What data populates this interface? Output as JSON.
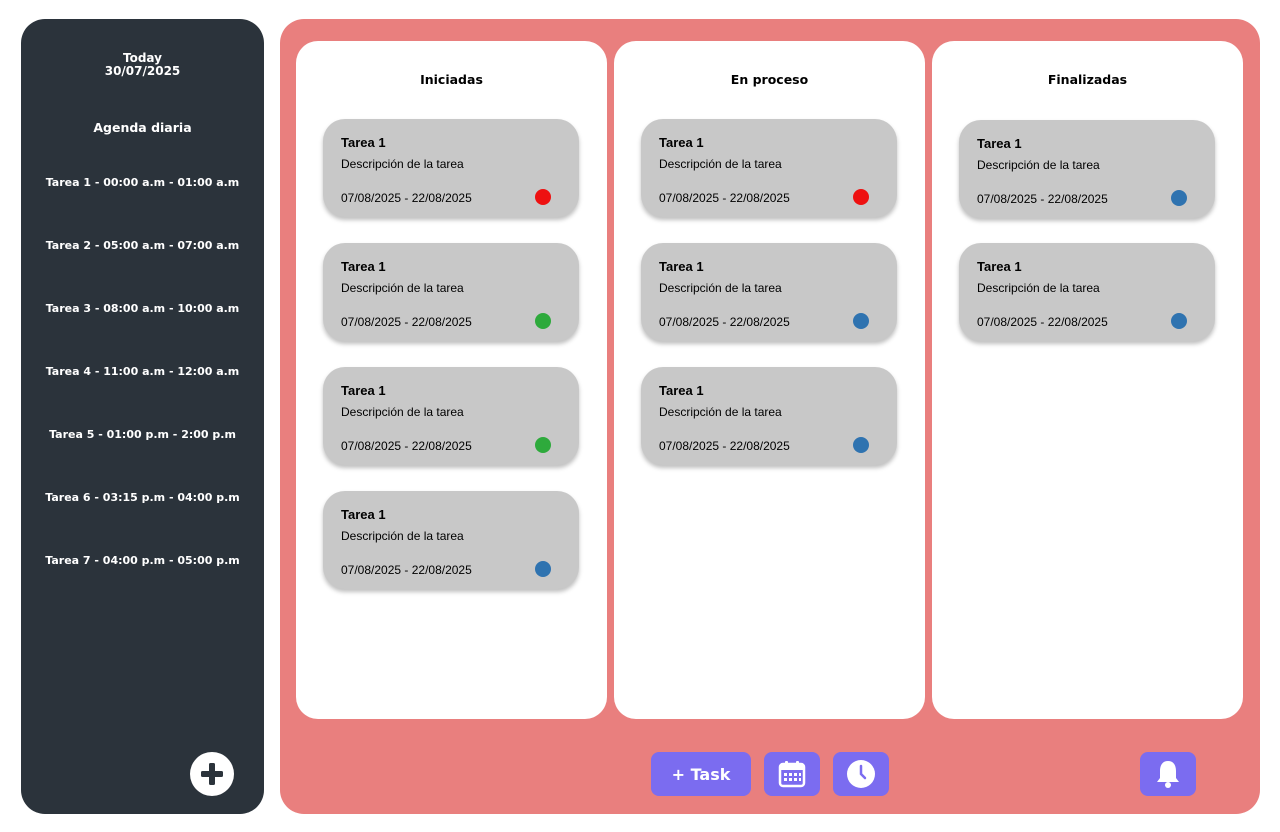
{
  "sidebar": {
    "today_label": "Today",
    "date": "30/07/2025",
    "agenda_title": "Agenda diaria",
    "items": [
      "Tarea 1 - 00:00 a.m - 01:00 a.m",
      "Tarea 2 - 05:00 a.m - 07:00 a.m",
      "Tarea 3 - 08:00 a.m - 10:00 a.m",
      "Tarea 4 - 11:00 a.m - 12:00 a.m",
      "Tarea 5 - 01:00 p.m - 2:00 p.m",
      "Tarea 6 - 03:15 p.m - 04:00 p.m",
      "Tarea 7 - 04:00 p.m - 05:00 p.m"
    ],
    "add_icon": "plus-icon"
  },
  "colors": {
    "sidebar_bg": "#2b333b",
    "main_bg": "#e97f7e",
    "card_bg": "#c8c8c8",
    "button_bg": "#7b6cf0",
    "status_red": "#ee1111",
    "status_green": "#2eaa3c",
    "status_blue": "#2f73b0"
  },
  "columns": [
    {
      "title": "Iniciadas",
      "cards": [
        {
          "title": "Tarea 1",
          "description": "Descripción de la tarea",
          "dates": "07/08/2025 - 22/08/2025",
          "status_color": "#ee1111"
        },
        {
          "title": "Tarea 1",
          "description": "Descripción de la tarea",
          "dates": "07/08/2025 - 22/08/2025",
          "status_color": "#2eaa3c"
        },
        {
          "title": "Tarea 1",
          "description": "Descripción de la tarea",
          "dates": "07/08/2025 - 22/08/2025",
          "status_color": "#2eaa3c"
        },
        {
          "title": "Tarea 1",
          "description": "Descripción de la tarea",
          "dates": "07/08/2025 - 22/08/2025",
          "status_color": "#2f73b0"
        }
      ]
    },
    {
      "title": "En proceso",
      "cards": [
        {
          "title": "Tarea 1",
          "description": "Descripción de la tarea",
          "dates": "07/08/2025 - 22/08/2025",
          "status_color": "#ee1111"
        },
        {
          "title": "Tarea 1",
          "description": "Descripción de la tarea",
          "dates": "07/08/2025 - 22/08/2025",
          "status_color": "#2f73b0"
        },
        {
          "title": "Tarea 1",
          "description": "Descripción de la tarea",
          "dates": "07/08/2025 - 22/08/2025",
          "status_color": "#2f73b0"
        }
      ]
    },
    {
      "title": "Finalizadas",
      "cards": [
        {
          "title": "Tarea 1",
          "description": "Descripción de la tarea",
          "dates": "07/08/2025 - 22/08/2025",
          "status_color": "#2f73b0"
        },
        {
          "title": "Tarea 1",
          "description": "Descripción de la tarea",
          "dates": "07/08/2025 - 22/08/2025",
          "status_color": "#2f73b0"
        }
      ]
    }
  ],
  "toolbar": {
    "task_button": "+ Task",
    "calendar_icon": "calendar-icon",
    "clock_icon": "clock-icon",
    "bell_icon": "bell-icon"
  }
}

•••••

Your instructions -
Each record must be quoted in full and exactly. Do not include the pictures.

Response to the task -
What data populates this interface? Output as JSON.
{
  "sidebar": {
    "today_label": "Today",
    "date": "30/07/2025",
    "agenda_title": "Agenda diaria",
    "items": [
      "Tarea 1 - 00:00 a.m - 01:00 a.m",
      "Tarea 2 - 05:00 a.m - 07:00 a.m",
      "Tarea 3 - 08:00 a.m - 10:00 a.m",
      "Tarea 4 - 11:00 a.m - 12:00 a.m",
      "Tarea 5 - 01:00 p.m - 2:00 p.m",
      "Tarea 6 - 03:15 p.m - 04:00 p.m",
      "Tarea 7 - 04:00 p.m - 05:00 p.m"
    ],
    "add_icon": "plus-icon"
  },
  "colors": {
    "sidebar_bg": "#2b333b",
    "main_bg": "#e97f7e",
    "card_bg": "#c8c8c8",
    "button_bg": "#7b6cf0",
    "status_red": "#ee1111",
    "status_green": "#2eaa3c",
    "status_blue": "#2f73b0"
  },
  "columns": [
    {
      "title": "Iniciadas",
      "cards": [
        {
          "title": "Tarea 1",
          "description": "Descripción de la tarea",
          "dates": "07/08/2025 - 22/08/2025",
          "status_color": "#ee1111"
        },
        {
          "title": "Tarea 1",
          "description": "Descripción de la tarea",
          "dates": "07/08/2025 - 22/08/2025",
          "status_color": "#2eaa3c"
        },
        {
          "title": "Tarea 1",
          "description": "Descripción de la tarea",
          "dates": "07/08/2025 - 22/08/2025",
          "status_color": "#2eaa3c"
        },
        {
          "title": "Tarea 1",
          "description": "Descripción de la tarea",
          "dates": "07/08/2025 - 22/08/2025",
          "status_color": "#2f73b0"
        }
      ]
    },
    {
      "title": "En proceso",
      "cards": [
        {
          "title": "Tarea 1",
          "description": "Descripción de la tarea",
          "dates": "07/08/2025 - 22/08/2025",
          "status_color": "#ee1111"
        },
        {
          "title": "Tarea 1",
          "description": "Descripción de la tarea",
          "dates": "07/08/2025 - 22/08/2025",
          "status_color": "#2f73b0"
        },
        {
          "title": "Tarea 1",
          "description": "Descripción de la tarea",
          "dates": "07/08/2025 - 22/08/2025",
          "status_color": "#2f73b0"
        }
      ]
    },
    {
      "title": "Finalizadas",
      "cards": [
        {
          "title": "Tarea 1",
          "description": "Descripción de la tarea",
          "dates": "07/08/2025 - 22/08/2025",
          "status_color": "#2f73b0"
        },
        {
          "title": "Tarea 1",
          "description": "Descripción de la tarea",
          "dates": "07/08/2025 - 22/08/2025",
          "status_color": "#2f73b0"
        }
      ]
    }
  ],
  "toolbar": {
    "task_button": "+ Task",
    "calendar_icon": "calendar-icon",
    "clock_icon": "clock-icon",
    "bell_icon": "bell-icon"
  }
}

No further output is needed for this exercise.